[Begin EXERCISE MATERIALS]
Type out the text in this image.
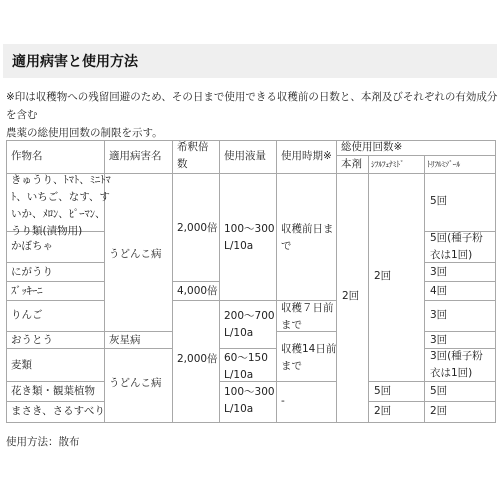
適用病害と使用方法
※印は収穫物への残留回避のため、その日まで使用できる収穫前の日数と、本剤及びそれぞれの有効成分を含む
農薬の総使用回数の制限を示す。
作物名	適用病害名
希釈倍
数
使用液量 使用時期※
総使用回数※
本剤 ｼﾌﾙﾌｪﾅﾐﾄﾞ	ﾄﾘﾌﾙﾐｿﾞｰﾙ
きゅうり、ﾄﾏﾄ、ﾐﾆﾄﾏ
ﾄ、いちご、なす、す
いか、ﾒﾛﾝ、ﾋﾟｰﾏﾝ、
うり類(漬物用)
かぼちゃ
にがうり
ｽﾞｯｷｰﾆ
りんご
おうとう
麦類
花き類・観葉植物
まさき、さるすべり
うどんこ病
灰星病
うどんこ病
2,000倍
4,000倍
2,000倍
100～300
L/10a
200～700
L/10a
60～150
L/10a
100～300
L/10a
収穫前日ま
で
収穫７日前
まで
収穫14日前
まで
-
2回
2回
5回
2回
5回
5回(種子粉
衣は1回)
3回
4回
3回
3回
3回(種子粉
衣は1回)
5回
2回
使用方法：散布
[End EXERCISE MATERIALS]
[Begin EXERCISE MATERIALS]
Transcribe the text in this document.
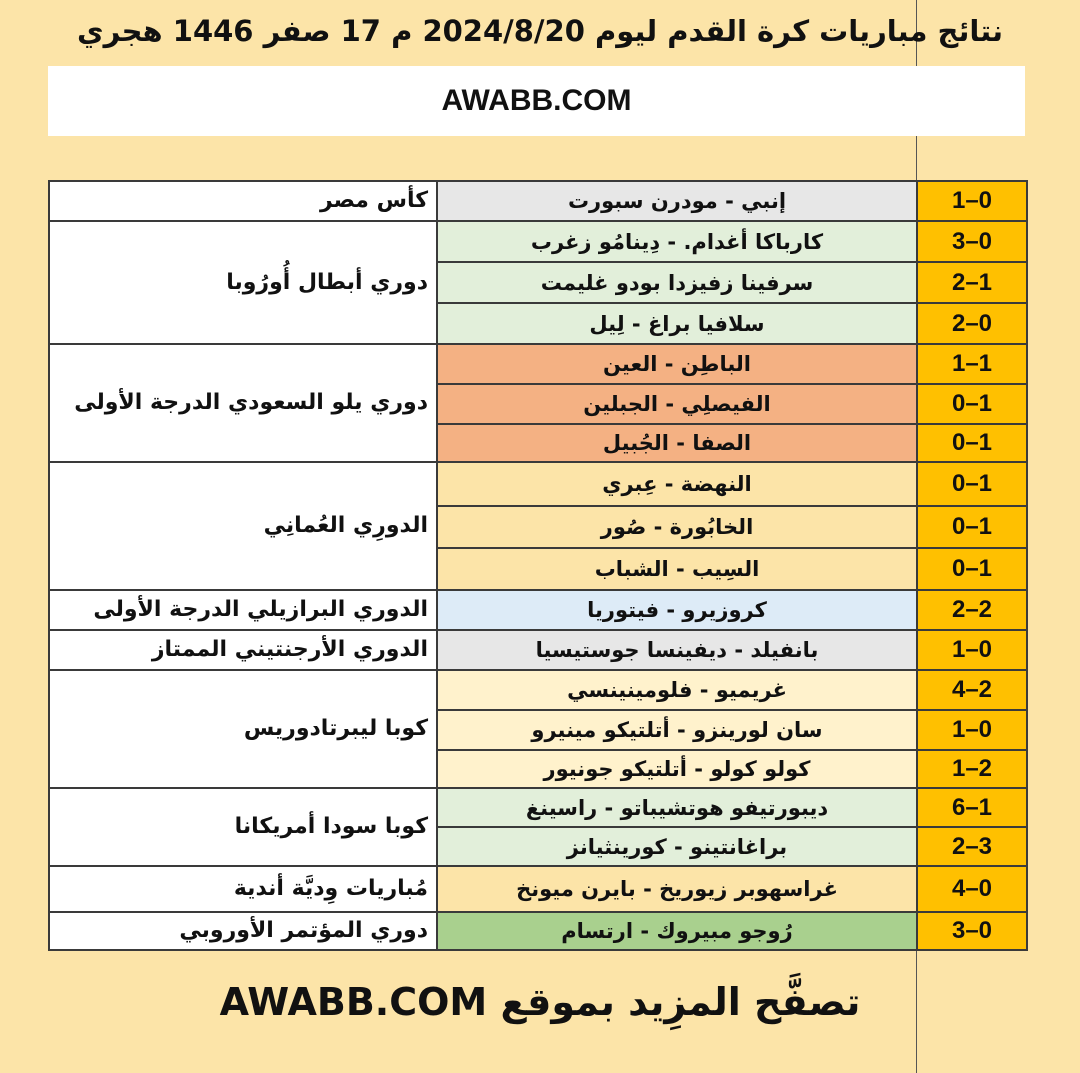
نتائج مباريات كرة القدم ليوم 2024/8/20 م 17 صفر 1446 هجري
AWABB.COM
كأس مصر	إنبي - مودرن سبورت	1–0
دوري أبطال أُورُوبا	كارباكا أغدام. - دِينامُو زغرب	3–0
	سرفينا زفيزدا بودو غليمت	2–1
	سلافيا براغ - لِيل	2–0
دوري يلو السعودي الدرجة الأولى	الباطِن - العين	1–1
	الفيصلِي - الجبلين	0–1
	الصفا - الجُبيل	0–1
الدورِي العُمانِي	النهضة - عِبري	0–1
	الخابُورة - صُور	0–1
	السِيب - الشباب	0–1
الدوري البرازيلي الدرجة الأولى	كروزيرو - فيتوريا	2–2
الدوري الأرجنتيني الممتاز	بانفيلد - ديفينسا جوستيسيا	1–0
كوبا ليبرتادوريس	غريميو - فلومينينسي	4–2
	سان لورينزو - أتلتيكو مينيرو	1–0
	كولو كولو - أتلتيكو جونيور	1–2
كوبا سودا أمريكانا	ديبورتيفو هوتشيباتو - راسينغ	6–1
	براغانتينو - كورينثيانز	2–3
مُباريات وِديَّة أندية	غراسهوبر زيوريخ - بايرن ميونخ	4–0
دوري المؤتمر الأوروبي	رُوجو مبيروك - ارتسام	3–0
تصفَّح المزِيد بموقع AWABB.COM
[End EXERCISE MATERIALS]
STATED EXERCISE —
From the listing above, copy every line that holds the string "الدرجة".

IN RESPONSE —
دوري يلو السعودي الدرجة الأولى	الباطِن - العين	1–1
الدوري البرازيلي الدرجة الأولى	كروزيرو - فيتوريا	2–2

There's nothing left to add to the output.